==== AVAILABLE RECORDS

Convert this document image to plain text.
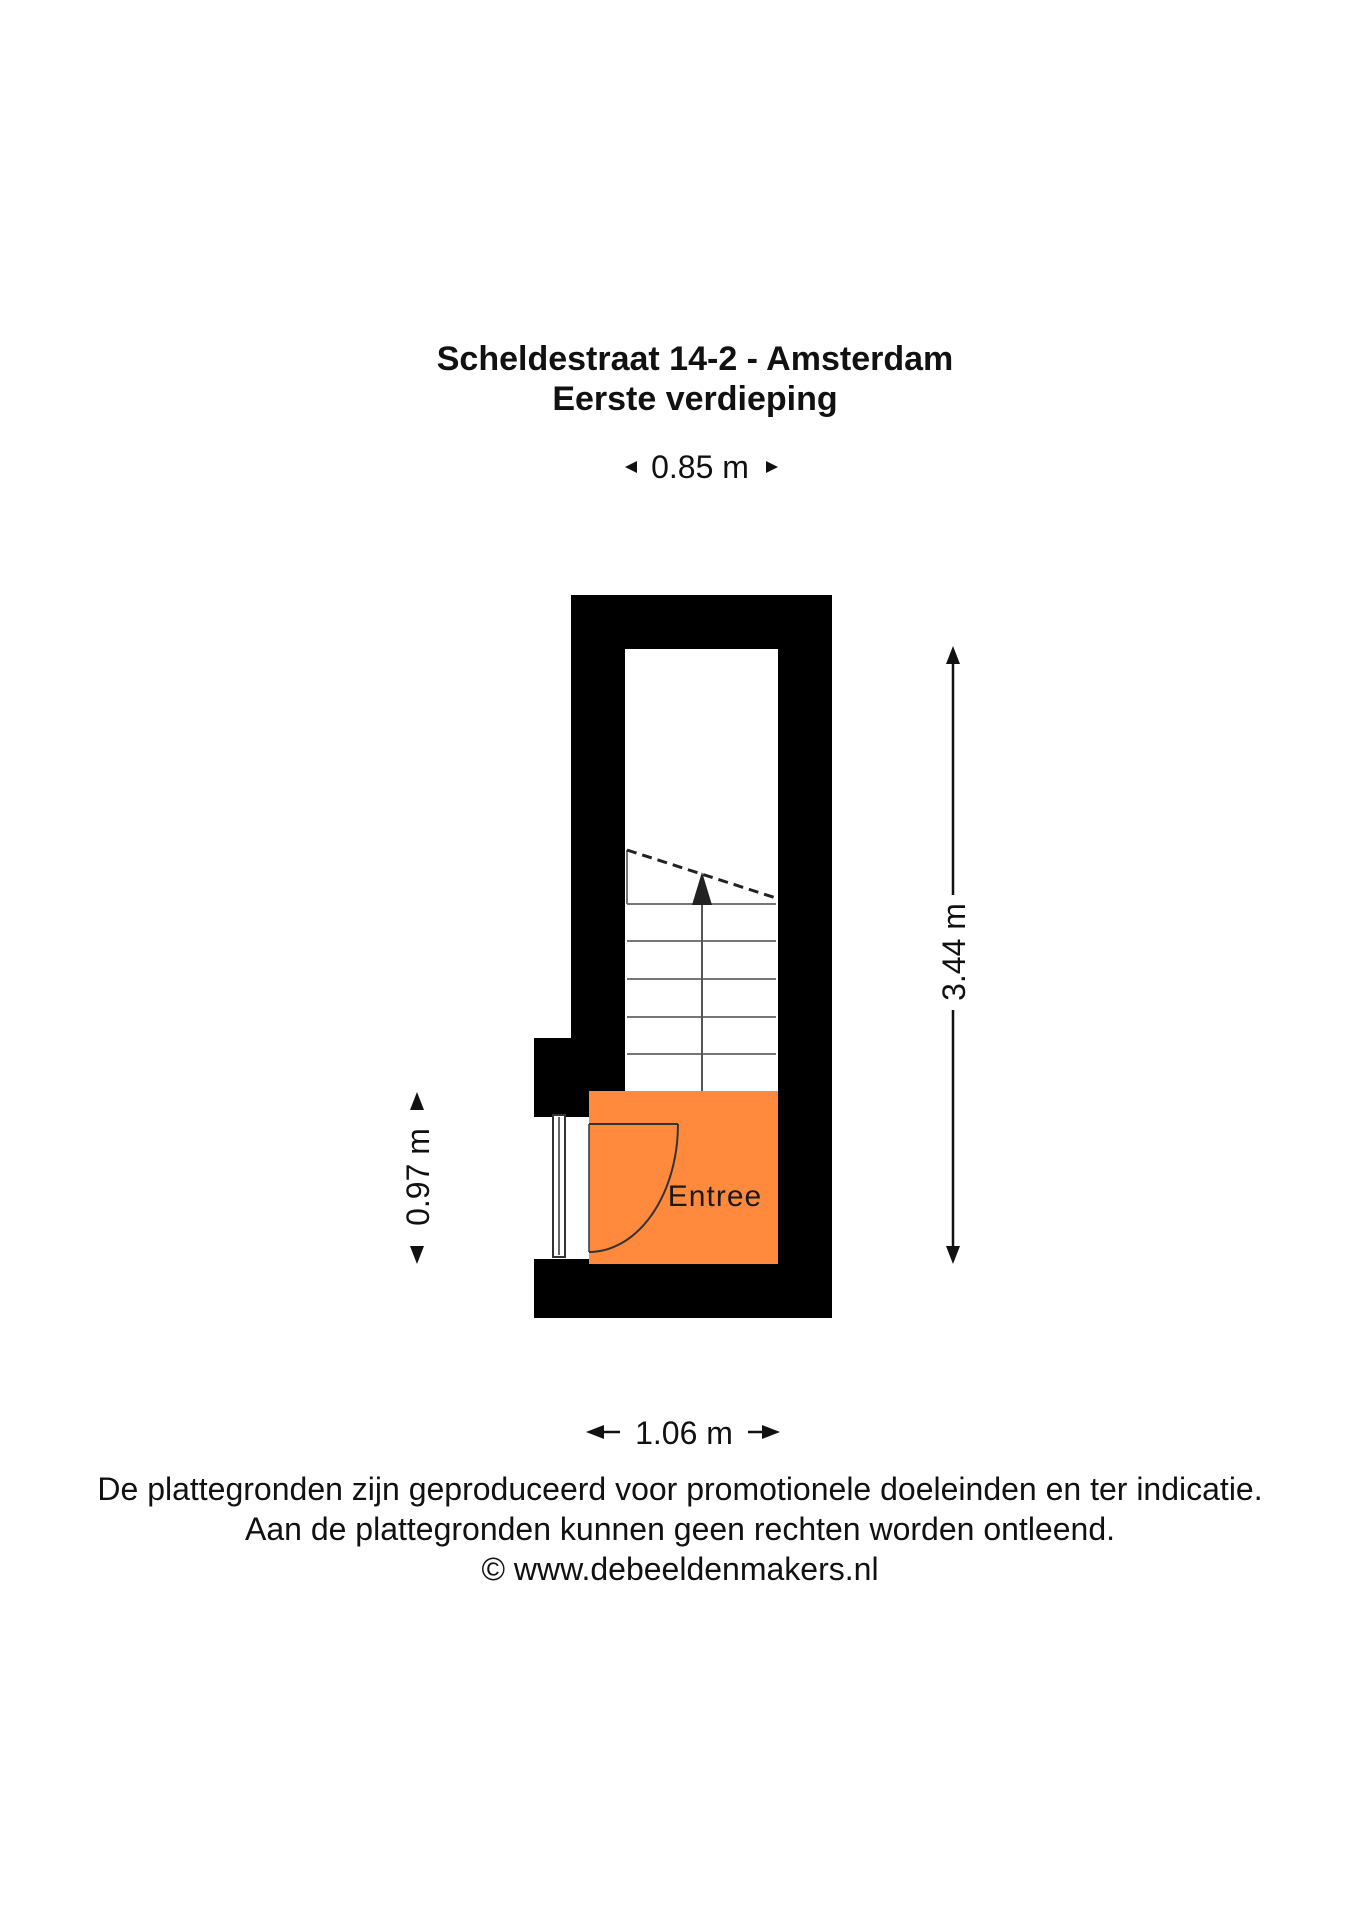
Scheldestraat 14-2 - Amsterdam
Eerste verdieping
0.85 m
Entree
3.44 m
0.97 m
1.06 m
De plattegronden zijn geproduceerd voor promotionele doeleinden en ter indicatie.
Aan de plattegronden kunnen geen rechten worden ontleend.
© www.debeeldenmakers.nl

========
==== AVAILABLE RECORDS

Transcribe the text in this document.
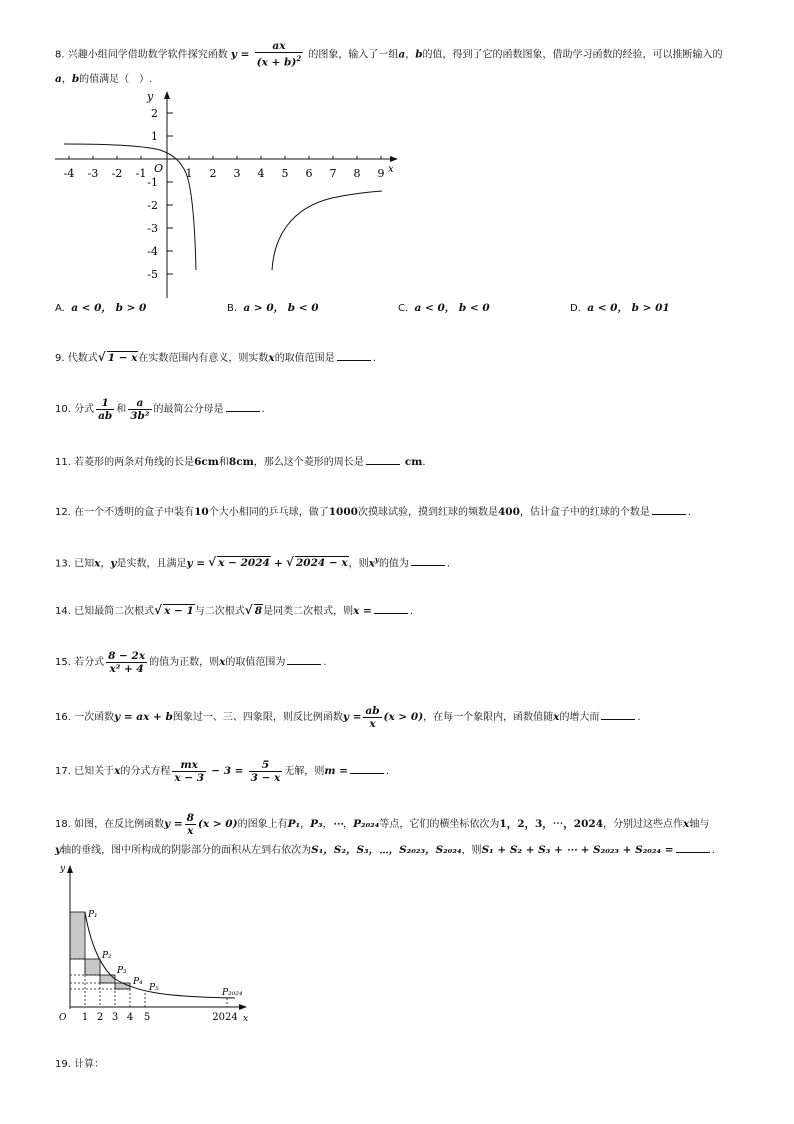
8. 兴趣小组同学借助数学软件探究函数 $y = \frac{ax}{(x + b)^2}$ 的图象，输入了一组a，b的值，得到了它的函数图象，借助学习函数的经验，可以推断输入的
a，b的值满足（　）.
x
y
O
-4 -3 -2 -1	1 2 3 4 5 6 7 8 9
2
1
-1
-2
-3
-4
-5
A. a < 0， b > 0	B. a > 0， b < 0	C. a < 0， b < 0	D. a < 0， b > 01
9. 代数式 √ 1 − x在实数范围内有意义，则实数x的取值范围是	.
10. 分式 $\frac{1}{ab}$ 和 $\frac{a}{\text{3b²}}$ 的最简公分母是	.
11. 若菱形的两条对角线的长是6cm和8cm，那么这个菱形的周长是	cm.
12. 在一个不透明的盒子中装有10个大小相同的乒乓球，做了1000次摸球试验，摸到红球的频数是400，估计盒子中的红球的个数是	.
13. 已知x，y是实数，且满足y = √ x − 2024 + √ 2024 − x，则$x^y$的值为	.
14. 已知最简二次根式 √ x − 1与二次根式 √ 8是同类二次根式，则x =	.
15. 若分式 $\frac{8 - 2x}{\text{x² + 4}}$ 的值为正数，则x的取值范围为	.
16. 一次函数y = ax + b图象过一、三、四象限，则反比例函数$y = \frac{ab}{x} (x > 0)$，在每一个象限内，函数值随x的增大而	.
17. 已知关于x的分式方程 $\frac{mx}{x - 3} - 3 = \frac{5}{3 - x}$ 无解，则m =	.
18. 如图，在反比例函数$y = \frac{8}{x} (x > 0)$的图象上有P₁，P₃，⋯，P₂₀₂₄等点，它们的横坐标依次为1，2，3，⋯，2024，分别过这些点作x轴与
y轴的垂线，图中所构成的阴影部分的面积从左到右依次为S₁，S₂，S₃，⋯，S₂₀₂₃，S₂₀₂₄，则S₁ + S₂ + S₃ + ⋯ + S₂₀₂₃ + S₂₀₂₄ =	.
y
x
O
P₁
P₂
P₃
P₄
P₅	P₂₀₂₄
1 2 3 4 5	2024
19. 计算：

========

» **EXERCISE DESCRIPTION**: Search the entries for the word "frac" and pick out every line that holds it.

» **EXERCISE RESULT**:
8. 兴趣小组同学借助数学软件探究函数 $y = \frac{ax}{(x + b)^2}$ 的图象，输入了一组a，b的值，得到了它的函数图象，借助学习函数的经验，可以推断输入的
10. 分式 $\frac{1}{ab}$ 和 $\frac{a}{\text{3b²}}$ 的最简公分母是	.
15. 若分式 $\frac{8 - 2x}{\text{x² + 4}}$ 的值为正数，则x的取值范围为	.
16. 一次函数y = ax + b图象过一、三、四象限，则反比例函数$y = \frac{ab}{x} (x > 0)$，在每一个象限内，函数值随x的增大而	.
17. 已知关于x的分式方程 $\frac{mx}{x - 3} - 3 = \frac{5}{3 - x}$ 无解，则m =	.
18. 如图，在反比例函数$y = \frac{8}{x} (x > 0)$的图象上有P₁，P₃，⋯，P₂₀₂₄等点，它们的横坐标依次为1，2，3，⋯，2024，分别过这些点作x轴与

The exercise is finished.